§ **SUPPLIED DATA**:
- - -

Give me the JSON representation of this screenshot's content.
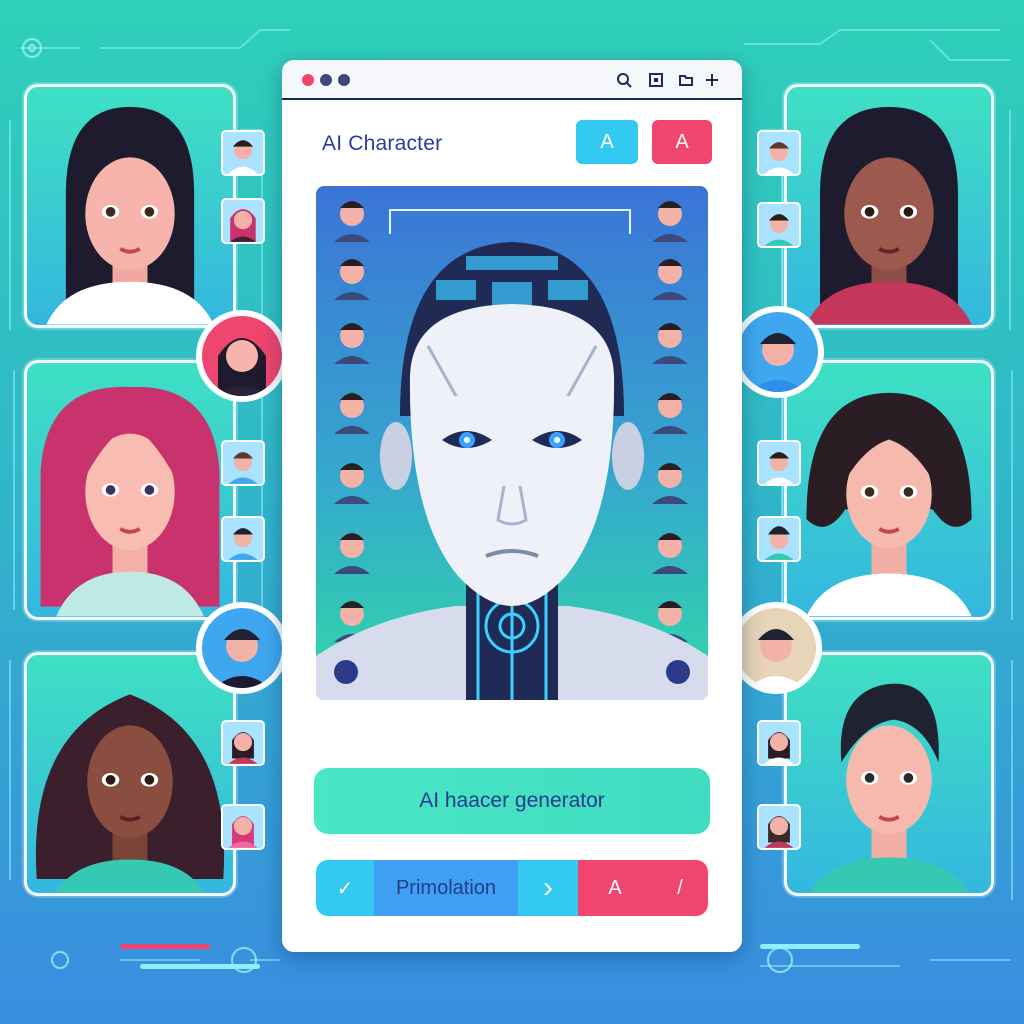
{
  "window": {
    "app_title": "AI Character",
    "tool_button_a": "A",
    "tool_button_b": "A",
    "generate_label": "AI haacer generator",
    "action_check": "✓",
    "action_label": "Primolation",
    "action_next": "›",
    "action_text_tool": "A",
    "action_pen": "/"
  },
  "titlebar_icons": [
    "search-icon",
    "image-icon",
    "folder-icon",
    "plus-icon"
  ],
  "colors": {
    "accent_cyan": "#34c9f0",
    "accent_pink": "#f0456f",
    "accent_teal": "#45e2c4",
    "title_blue": "#2d3aa0"
  }
}
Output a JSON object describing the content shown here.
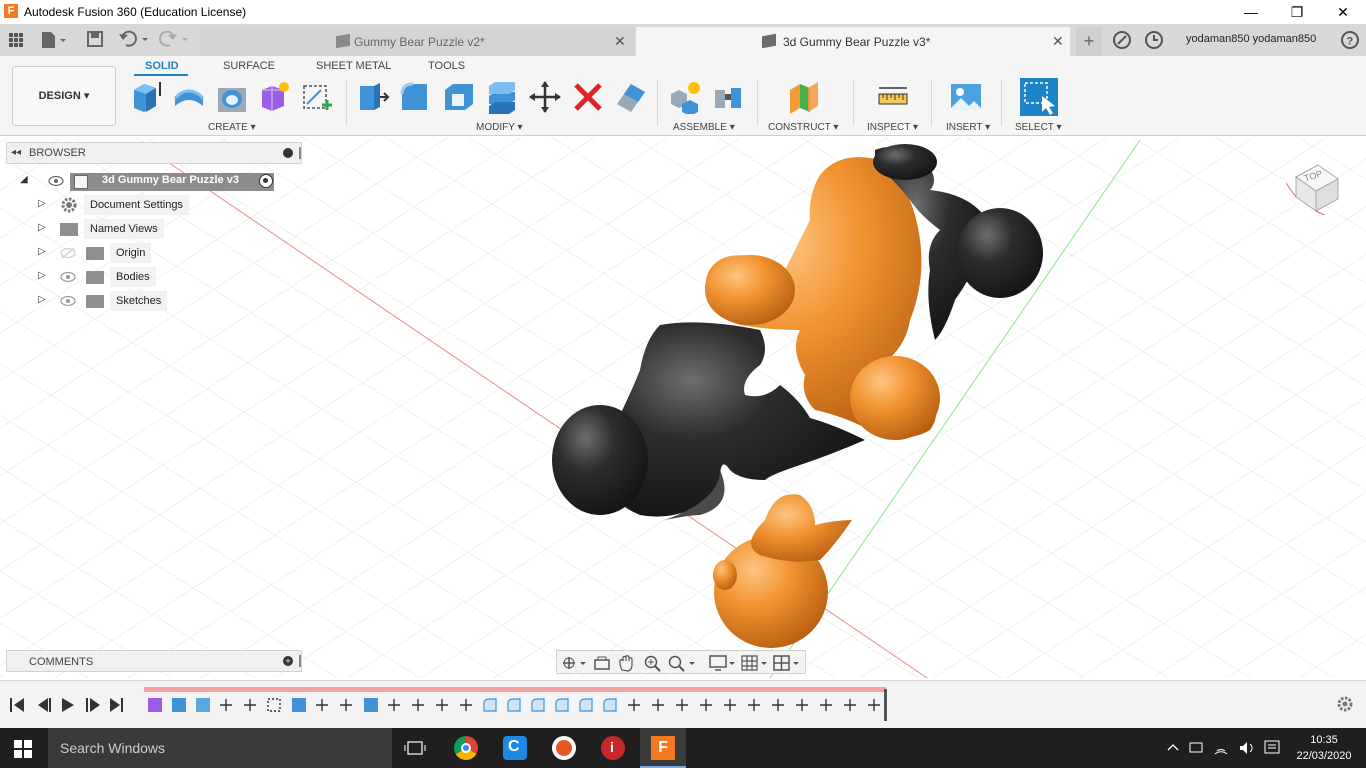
{
  "window": {
    "title": "Autodesk Fusion 360 (Education License)",
    "app_icon_letter": "F",
    "minimize": "—",
    "maximize": "❐",
    "close": "✕"
  },
  "tabs": [
    {
      "label": "Gummy Bear Puzzle v2*",
      "active": false
    },
    {
      "label": "3d Gummy Bear Puzzle v3*",
      "active": true
    }
  ],
  "user": {
    "name": "yodaman850 yodaman850"
  },
  "ribbon": {
    "workspace": "DESIGN",
    "tabs": [
      "SOLID",
      "SURFACE",
      "SHEET METAL",
      "TOOLS"
    ],
    "groups": [
      "CREATE",
      "MODIFY",
      "ASSEMBLE",
      "CONSTRUCT",
      "INSPECT",
      "INSERT",
      "SELECT"
    ]
  },
  "browser": {
    "header": "BROWSER",
    "root": "3d Gummy Bear Puzzle v3",
    "items": [
      "Document Settings",
      "Named Views",
      "Origin",
      "Bodies",
      "Sketches"
    ]
  },
  "comments": {
    "header": "COMMENTS"
  },
  "viewcube": {
    "face": "TOP"
  },
  "taskbar": {
    "search_placeholder": "Search Windows",
    "time": "10:35",
    "date": "22/03/2020"
  },
  "colors": {
    "accent": "#1b84c6",
    "orange_body": "#f0922f",
    "black_body": "#2b2b2b",
    "timeline_track": "#f3a3a3"
  }
}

- - -

§ **EXERCISE OBJECTIVE**: Reproduce all of the data exactly; the pictures do not belong in the copy.

§ **FINISHED TASK**:
Give me the JSON representation of this screenshot's content.
{
  "window": {
    "app_title": "AI Character",
    "tool_button_a": "A",
    "tool_button_b": "A",
    "generate_label": "AI haacer generator",
    "action_check": "✓",
    "action_label": "Primolation",
    "action_next": "›",
    "action_text_tool": "A",
    "action_pen": "/"
  },
  "titlebar_icons": [
    "search-icon",
    "image-icon",
    "folder-icon",
    "plus-icon"
  ],
  "colors": {
    "accent_cyan": "#34c9f0",
    "accent_pink": "#f0456f",
    "accent_teal": "#45e2c4",
    "title_blue": "#2d3aa0"
  }
}
Output a JSON object describing the content shown here.
{
  "window": {
    "title": "Autodesk Fusion 360 (Education License)",
    "app_icon_letter": "F",
    "minimize": "—",
    "maximize": "❐",
    "close": "✕"
  },
  "tabs": [
    {
      "label": "Gummy Bear Puzzle v2*",
      "active": false
    },
    {
      "label": "3d Gummy Bear Puzzle v3*",
      "active": true
    }
  ],
  "user": {
    "name": "yodaman850 yodaman850"
  },
  "ribbon": {
    "workspace": "DESIGN",
    "tabs": [
      "SOLID",
      "SURFACE",
      "SHEET METAL",
      "TOOLS"
    ],
    "groups": [
      "CREATE",
      "MODIFY",
      "ASSEMBLE",
      "CONSTRUCT",
      "INSPECT",
      "INSERT",
      "SELECT"
    ]
  },
  "browser": {
    "header": "BROWSER",
    "root": "3d Gummy Bear Puzzle v3",
    "items": [
      "Document Settings",
      "Named Views",
      "Origin",
      "Bodies",
      "Sketches"
    ]
  },
  "comments": {
    "header": "COMMENTS"
  },
  "viewcube": {
    "face": "TOP"
  },
  "taskbar": {
    "search_placeholder": "Search Windows",
    "time": "10:35",
    "date": "22/03/2020"
  },
  "colors": {
    "accent": "#1b84c6",
    "orange_body": "#f0922f",
    "black_body": "#2b2b2b",
    "timeline_track": "#f3a3a3"
  }
}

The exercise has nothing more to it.